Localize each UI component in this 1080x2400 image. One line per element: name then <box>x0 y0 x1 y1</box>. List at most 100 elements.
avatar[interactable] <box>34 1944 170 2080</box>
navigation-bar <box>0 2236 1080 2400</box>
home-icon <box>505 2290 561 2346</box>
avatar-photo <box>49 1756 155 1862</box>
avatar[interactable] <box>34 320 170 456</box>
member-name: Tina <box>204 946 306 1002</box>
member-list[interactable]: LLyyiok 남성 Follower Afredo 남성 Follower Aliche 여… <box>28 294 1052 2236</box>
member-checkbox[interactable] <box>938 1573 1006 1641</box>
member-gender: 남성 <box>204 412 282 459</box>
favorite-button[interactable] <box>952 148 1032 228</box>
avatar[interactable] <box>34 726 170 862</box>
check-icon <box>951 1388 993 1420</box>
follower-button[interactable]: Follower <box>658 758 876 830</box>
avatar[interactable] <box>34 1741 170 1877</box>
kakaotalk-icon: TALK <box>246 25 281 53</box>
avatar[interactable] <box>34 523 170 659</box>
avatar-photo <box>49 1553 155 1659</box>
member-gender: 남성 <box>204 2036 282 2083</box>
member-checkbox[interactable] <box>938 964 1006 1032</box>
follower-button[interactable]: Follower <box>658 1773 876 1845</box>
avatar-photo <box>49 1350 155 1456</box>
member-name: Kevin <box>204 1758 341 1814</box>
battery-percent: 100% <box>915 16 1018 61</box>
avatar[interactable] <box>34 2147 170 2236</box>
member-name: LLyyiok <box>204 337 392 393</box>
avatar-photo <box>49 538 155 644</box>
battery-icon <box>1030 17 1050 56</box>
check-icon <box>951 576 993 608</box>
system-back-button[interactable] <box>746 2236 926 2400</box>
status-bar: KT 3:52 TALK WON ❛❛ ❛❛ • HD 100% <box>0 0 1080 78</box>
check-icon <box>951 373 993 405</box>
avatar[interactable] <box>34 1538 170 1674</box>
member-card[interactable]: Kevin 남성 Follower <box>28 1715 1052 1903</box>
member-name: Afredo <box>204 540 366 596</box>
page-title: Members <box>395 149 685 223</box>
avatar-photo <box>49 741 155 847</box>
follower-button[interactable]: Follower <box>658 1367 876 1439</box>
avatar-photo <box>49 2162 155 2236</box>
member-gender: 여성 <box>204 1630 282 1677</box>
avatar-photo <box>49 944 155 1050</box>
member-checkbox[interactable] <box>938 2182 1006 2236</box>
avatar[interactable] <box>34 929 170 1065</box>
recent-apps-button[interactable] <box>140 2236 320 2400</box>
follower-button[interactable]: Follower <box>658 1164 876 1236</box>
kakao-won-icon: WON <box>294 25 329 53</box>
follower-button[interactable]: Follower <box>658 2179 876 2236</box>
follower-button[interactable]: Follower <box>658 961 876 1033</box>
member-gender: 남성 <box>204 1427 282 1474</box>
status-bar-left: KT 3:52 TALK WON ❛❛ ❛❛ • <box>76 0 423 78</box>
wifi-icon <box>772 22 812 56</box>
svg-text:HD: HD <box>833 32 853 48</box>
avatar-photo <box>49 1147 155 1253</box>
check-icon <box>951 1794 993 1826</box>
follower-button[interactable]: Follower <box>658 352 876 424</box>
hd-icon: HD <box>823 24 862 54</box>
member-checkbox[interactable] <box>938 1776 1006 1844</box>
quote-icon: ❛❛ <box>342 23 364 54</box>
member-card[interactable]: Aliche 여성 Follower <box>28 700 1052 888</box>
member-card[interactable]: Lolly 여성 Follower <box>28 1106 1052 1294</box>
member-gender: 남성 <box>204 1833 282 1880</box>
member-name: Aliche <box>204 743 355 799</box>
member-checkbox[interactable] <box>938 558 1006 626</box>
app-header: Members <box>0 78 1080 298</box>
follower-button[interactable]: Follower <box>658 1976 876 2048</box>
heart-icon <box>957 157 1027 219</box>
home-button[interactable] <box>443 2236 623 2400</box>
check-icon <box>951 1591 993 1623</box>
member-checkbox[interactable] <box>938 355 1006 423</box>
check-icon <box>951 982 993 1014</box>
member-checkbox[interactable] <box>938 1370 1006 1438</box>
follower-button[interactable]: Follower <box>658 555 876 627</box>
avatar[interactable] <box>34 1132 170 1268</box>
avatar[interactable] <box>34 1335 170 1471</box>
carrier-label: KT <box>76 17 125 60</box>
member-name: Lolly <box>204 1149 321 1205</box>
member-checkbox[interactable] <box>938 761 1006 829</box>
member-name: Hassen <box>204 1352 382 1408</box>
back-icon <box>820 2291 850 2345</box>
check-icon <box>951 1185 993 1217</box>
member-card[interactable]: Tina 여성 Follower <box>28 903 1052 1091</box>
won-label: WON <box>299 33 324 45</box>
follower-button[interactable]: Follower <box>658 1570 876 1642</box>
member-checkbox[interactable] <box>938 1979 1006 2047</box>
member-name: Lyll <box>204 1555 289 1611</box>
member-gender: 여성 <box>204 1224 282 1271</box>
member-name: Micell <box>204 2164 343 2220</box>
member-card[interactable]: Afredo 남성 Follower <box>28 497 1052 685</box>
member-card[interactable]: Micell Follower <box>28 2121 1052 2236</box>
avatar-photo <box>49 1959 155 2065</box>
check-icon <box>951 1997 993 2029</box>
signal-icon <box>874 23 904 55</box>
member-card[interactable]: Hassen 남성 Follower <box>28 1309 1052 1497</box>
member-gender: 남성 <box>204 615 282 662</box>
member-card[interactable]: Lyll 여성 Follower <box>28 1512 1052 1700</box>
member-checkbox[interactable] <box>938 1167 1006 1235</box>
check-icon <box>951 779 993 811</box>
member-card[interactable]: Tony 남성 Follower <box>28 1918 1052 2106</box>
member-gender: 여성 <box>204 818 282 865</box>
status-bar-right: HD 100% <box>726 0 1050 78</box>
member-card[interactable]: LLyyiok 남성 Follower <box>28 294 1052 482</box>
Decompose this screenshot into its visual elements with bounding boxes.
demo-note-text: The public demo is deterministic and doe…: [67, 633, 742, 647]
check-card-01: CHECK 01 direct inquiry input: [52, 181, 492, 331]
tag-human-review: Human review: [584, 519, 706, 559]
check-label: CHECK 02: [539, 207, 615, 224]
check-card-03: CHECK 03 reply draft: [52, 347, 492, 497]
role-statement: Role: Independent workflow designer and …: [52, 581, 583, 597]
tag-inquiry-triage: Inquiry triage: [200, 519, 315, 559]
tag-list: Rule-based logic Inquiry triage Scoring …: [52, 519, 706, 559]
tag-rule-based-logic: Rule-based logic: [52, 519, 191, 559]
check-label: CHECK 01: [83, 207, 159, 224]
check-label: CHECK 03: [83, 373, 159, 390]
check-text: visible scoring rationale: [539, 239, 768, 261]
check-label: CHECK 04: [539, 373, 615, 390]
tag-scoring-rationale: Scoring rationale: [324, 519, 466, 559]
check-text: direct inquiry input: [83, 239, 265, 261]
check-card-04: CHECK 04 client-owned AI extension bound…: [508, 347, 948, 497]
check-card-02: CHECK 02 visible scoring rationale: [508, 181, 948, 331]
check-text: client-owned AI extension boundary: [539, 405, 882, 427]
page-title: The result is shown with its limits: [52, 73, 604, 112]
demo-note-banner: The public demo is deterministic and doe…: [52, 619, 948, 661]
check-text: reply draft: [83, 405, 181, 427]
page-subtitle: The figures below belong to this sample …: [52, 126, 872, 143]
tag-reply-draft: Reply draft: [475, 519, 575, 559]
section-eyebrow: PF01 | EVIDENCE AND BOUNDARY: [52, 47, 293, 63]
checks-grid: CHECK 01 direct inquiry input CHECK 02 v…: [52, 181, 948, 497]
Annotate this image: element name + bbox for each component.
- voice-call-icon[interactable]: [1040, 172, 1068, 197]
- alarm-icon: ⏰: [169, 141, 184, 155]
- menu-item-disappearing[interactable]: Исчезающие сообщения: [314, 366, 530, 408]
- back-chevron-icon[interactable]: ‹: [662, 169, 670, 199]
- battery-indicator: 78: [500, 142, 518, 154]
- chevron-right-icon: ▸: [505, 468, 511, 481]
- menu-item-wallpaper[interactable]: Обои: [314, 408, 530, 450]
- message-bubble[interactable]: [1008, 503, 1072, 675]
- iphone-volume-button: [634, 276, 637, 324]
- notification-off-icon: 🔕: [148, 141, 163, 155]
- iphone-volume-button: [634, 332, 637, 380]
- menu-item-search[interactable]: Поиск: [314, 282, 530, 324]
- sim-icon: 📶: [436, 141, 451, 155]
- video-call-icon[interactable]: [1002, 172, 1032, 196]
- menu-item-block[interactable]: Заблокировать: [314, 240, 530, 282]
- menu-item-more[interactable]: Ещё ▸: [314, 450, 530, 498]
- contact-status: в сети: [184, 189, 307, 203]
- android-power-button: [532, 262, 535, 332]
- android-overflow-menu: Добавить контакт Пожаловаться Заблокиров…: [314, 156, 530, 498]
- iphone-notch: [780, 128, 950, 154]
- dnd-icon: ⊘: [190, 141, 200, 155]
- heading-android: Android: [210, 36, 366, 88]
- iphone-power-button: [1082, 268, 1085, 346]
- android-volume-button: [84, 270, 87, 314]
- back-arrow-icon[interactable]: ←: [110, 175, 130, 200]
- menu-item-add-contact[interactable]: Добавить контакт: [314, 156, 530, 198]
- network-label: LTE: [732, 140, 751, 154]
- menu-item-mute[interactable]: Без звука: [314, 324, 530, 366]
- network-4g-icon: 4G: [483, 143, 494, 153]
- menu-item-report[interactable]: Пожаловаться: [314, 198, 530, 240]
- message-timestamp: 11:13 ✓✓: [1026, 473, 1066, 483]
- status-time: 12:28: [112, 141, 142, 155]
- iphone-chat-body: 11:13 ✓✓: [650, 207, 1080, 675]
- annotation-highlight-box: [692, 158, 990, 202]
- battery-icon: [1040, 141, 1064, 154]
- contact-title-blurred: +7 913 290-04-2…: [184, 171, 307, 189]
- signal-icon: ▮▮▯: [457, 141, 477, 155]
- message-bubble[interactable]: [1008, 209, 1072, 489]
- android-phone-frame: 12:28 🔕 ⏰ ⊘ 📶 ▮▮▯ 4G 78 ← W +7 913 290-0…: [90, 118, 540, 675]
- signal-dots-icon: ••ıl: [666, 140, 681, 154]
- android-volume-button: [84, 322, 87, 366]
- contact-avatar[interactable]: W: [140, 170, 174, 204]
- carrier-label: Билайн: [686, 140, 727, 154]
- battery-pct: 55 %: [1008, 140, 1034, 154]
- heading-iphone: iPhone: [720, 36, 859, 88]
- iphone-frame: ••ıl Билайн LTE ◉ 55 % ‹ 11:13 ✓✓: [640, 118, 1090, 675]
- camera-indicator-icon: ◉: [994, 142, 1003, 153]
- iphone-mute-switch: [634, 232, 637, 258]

== == ==

Set down the data word for word, starting at its first line and ending with the line that contains "member-gender: 남성 <box>204 412 282 459</box>", including both of those lines.

Localize each UI component in this 1080x2400 image. One line per element: name then <box>x0 y0 x1 y1</box>. List at most 100 elements.
avatar[interactable] <box>34 1944 170 2080</box>
navigation-bar <box>0 2236 1080 2400</box>
home-icon <box>505 2290 561 2346</box>
avatar-photo <box>49 1756 155 1862</box>
avatar[interactable] <box>34 320 170 456</box>
member-name: Tina <box>204 946 306 1002</box>
member-list[interactable]: LLyyiok 남성 Follower Afredo 남성 Follower Aliche 여… <box>28 294 1052 2236</box>
member-checkbox[interactable] <box>938 1573 1006 1641</box>
member-gender: 남성 <box>204 412 282 459</box>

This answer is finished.